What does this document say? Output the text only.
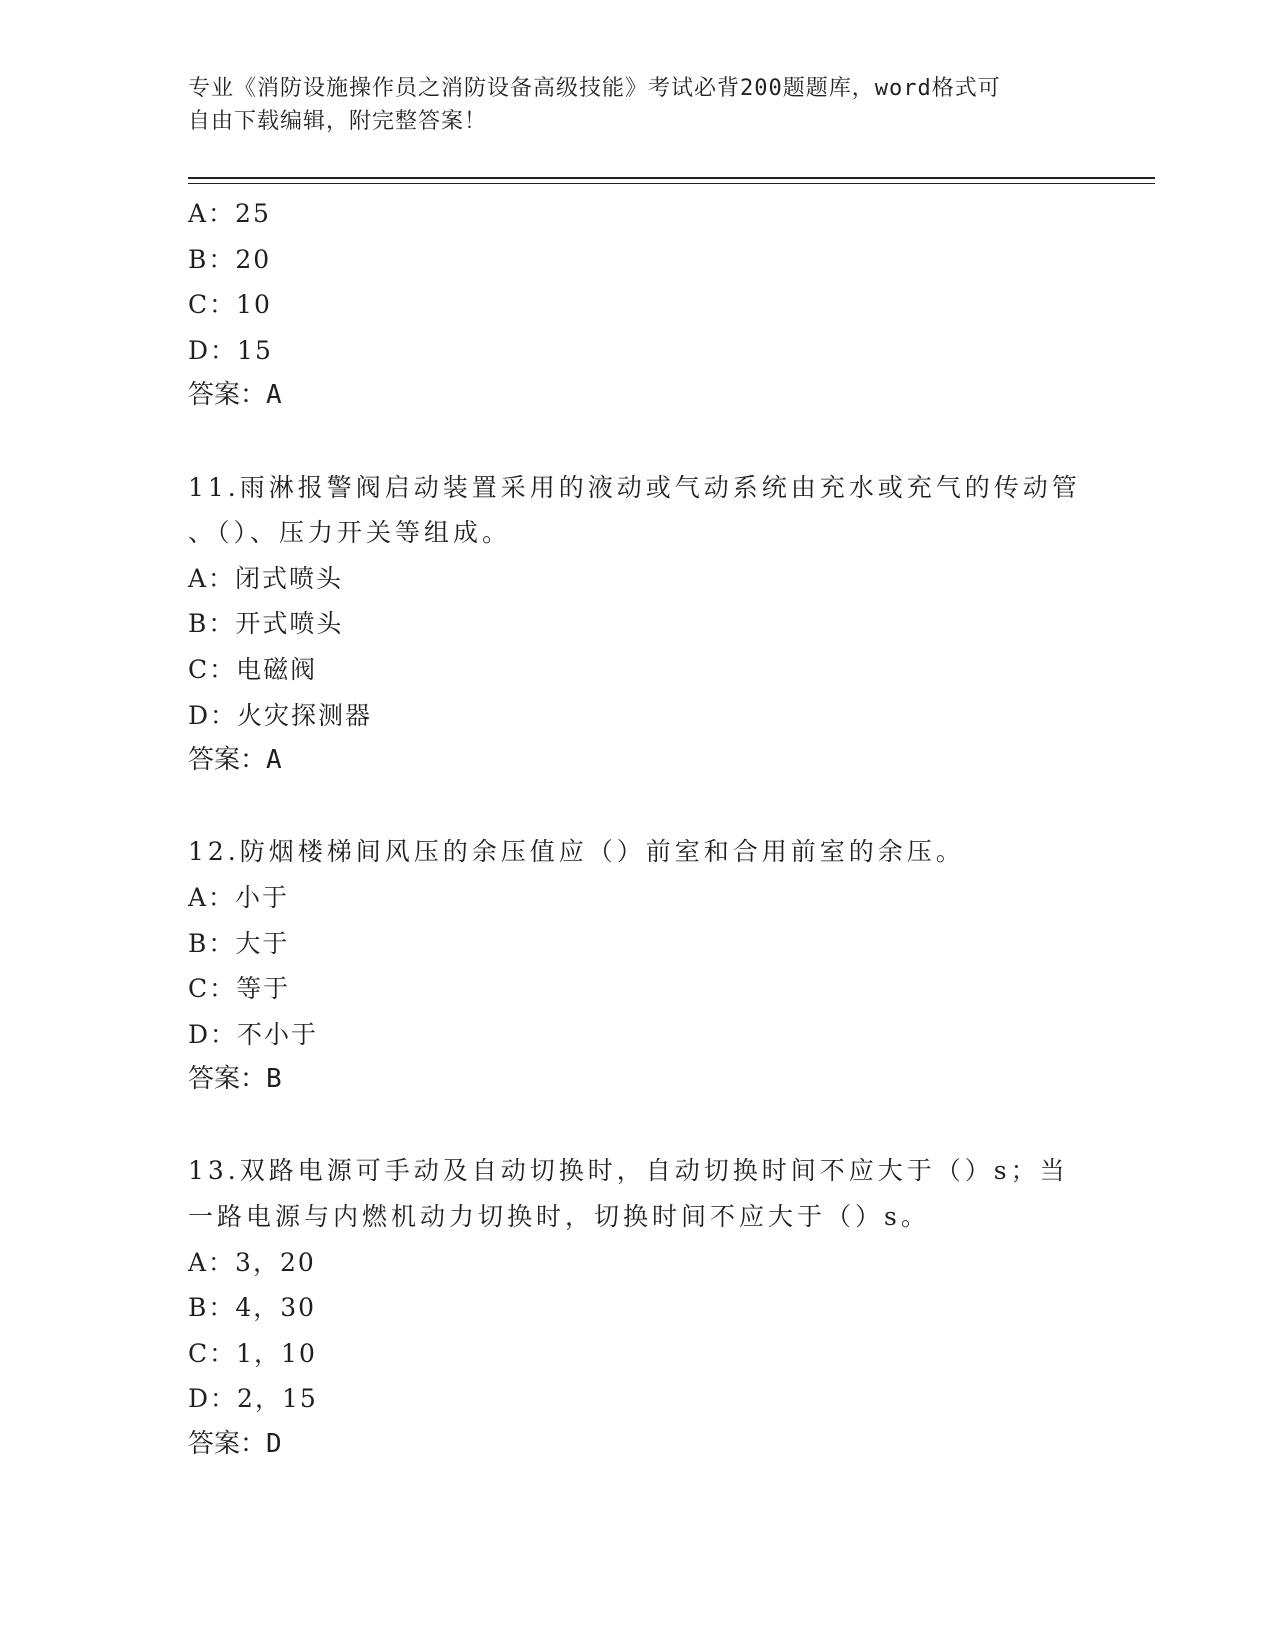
专业《消防设施操作员之消防设备高级技能》考试必背200题题库，word格式可
自由下载编辑，附完整答案！
A：25
B：20
C：10
D：15
答案：A
11.雨淋报警阀启动装置采用的液动或气动系统由充水或充气的传动管
、（）、压力开关等组成。
A：闭式喷头
B：开式喷头
C：电磁阀
D：火灾探测器
答案：A
12.防烟楼梯间风压的余压值应（）前室和合用前室的余压。
A：小于
B：大于
C：等于
D：不小于
答案：B
13.双路电源可手动及自动切换时，自动切换时间不应大于（）s；当
一路电源与内燃机动力切换时，切换时间不应大于（）s。
A：3，20
B：4，30
C：1，10
D：2，15
答案：D
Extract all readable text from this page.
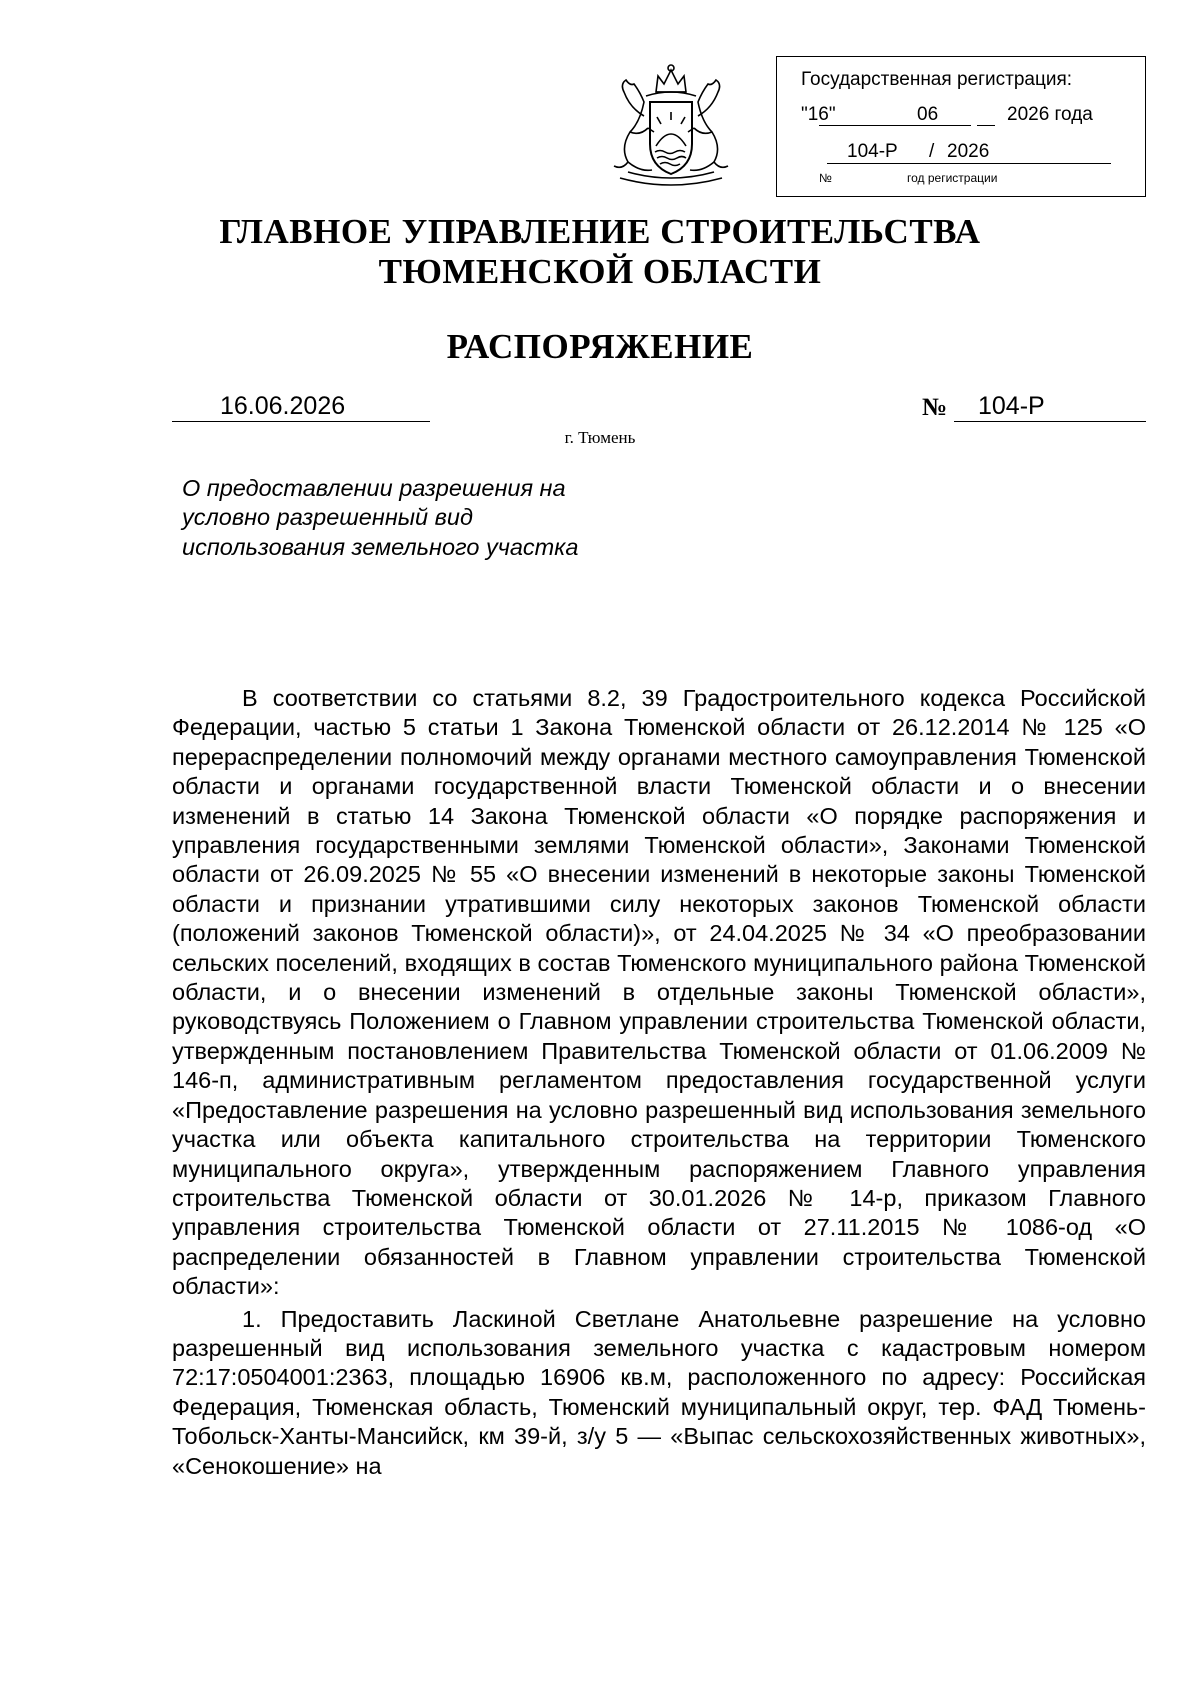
Государственная регистрация:
"16"	06	2026 года
104-Р / 2026
№	год регистрации
ГЛАВНОЕ УПРАВЛЕНИЕ СТРОИТЕЛЬСТВА
ТЮМЕНСКОЙ ОБЛАСТИ
РАСПОРЯЖЕНИЕ
16.06.2026	№ 104-Р
г. Тюмень
О предоставлении разрешения на условно разрешенный вид использования земельного участка

В соответствии со статьями 8.2, 39 Градостроительного кодекса Российской Федерации, частью 5 статьи 1 Закона Тюменской области от 26.12.2014 № 125 «О перераспределении полномочий между органами местного самоуправления Тюменской области и органами государственной власти Тюменской области и о внесении изменений в статью 14 Закона Тюменской области «О порядке распоряжения и управления государственными землями Тюменской области», Законами Тюменской области от 26.09.2025 № 55 «О внесении изменений в некоторые законы Тюменской области и признании утратившими силу некоторых законов Тюменской области (положений законов Тюменской области)», от 24.04.2025 № 34 «О преобразовании сельских поселений, входящих в состав Тюменского муниципального района Тюменской области, и о внесении изменений в отдельные законы Тюменской области», руководствуясь Положением о Главном управлении строительства Тюменской области, утвержденным постановлением Правительства Тюменской области от 01.06.2009 № 146-п, административным регламентом предоставления государственной услуги «Предоставление разрешения на условно разрешенный вид использования земельного участка или объекта капитального строительства на территории Тюменского муниципального округа», утвержденным распоряжением Главного управления строительства Тюменской области от 30.01.2026 № 14-р, приказом Главного управления строительства Тюменской области от 27.11.2015 № 1086-од «О распределении обязанностей в Главном управлении строительства Тюменской области»:

1. Предоставить Ласкиной Светлане Анатольевне разрешение на условно разрешенный вид использования земельного участка с кадастровым номером 72:17:0504001:2363, площадью 16906 кв.м, расположенного по адресу: Российская Федерация, Тюменская область, Тюменский муниципальный округ, тер. ФАД Тюмень-Тобольск-Ханты-Мансийск, км 39-й, з/у 5 — «Выпас сельскохозяйственных животных», «Сенокошение» на
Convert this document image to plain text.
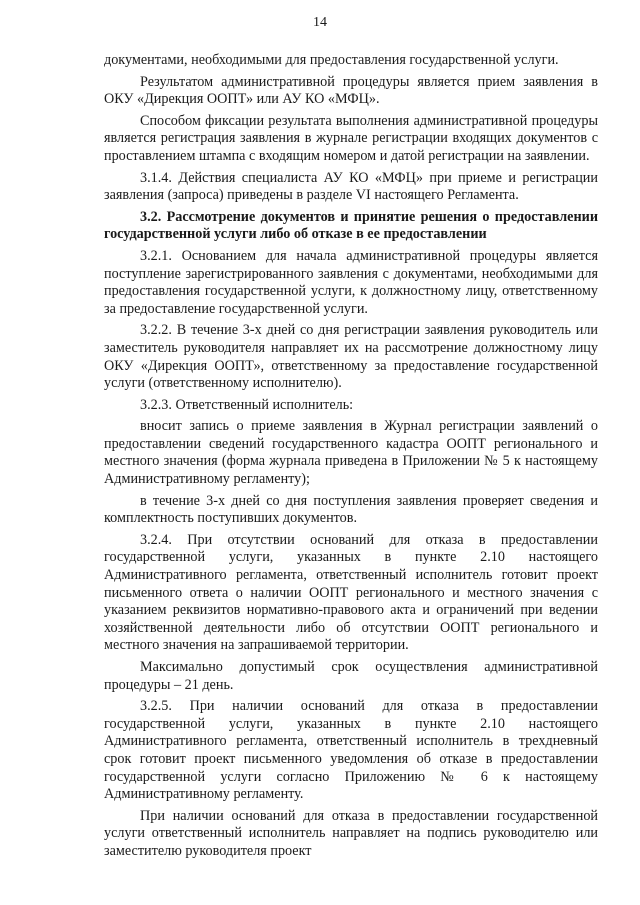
14

документами, необходимыми для предоставления государственной услуги.

Результатом административной процедуры является прием заявления в ОКУ «Дирекция ООПТ» или АУ КО «МФЦ».

Способом фиксации результата выполнения административной процедуры является регистрация заявления в журнале регистрации входящих документов с проставлением штампа с входящим номером и датой регистрации на заявлении.

3.1.4. Действия специалиста АУ КО «МФЦ» при приеме и регистрации заявления (запроса) приведены в разделе VI настоящего Регламента.

3.2. Рассмотрение документов и принятие решения о предоставлении государственной услуги либо об отказе в ее предоставлении

3.2.1. Основанием для начала административной процедуры является поступление зарегистрированного заявления с документами, необходимыми для предоставления государственной услуги, к должностному лицу, ответственному за предоставление государственной услуги.

3.2.2. В течение 3-х дней со дня регистрации заявления руководитель или заместитель руководителя направляет их на рассмотрение должностному лицу ОКУ «Дирекция ООПТ», ответственному за предоставление государственной услуги (ответственному исполнителю).

3.2.3. Ответственный исполнитель:

вносит запись о приеме заявления в Журнал регистрации заявлений о предоставлении сведений государственного кадастра ООПТ регионального и местного значения (форма журнала приведена в Приложении № 5 к настоящему Административному регламенту);

в течение 3-х дней со дня поступления заявления проверяет сведения и комплектность поступивших документов.

3.2.4. При отсутствии оснований для отказа в предоставлении государственной услуги, указанных в пункте 2.10 настоящего Административного регламента, ответственный исполнитель готовит проект письменного ответа о наличии ООПТ регионального и местного значения с указанием реквизитов нормативно-правового акта и ограничений при ведении хозяйственной деятельности либо об отсутствии ООПТ регионального и местного значения на запрашиваемой территории.

Максимально допустимый срок осуществления административной процедуры – 21 день.

3.2.5. При наличии оснований для отказа в предоставлении государственной услуги, указанных в пункте 2.10 настоящего Административного регламента, ответственный исполнитель в трехдневный срок готовит проект письменного уведомления об отказе в предоставлении государственной услуги согласно Приложению № 6 к настоящему Административному регламенту.

При наличии оснований для отказа в предоставлении государственной услуги ответственный исполнитель направляет на подпись руководителю или заместителю руководителя проект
=-=-=
**WRITTEN TASK**
Extract every line containing the string "document" from the data above.

**WORKED ANSWER**
What does this document say? Output the text only.
Convert this document image to plain text.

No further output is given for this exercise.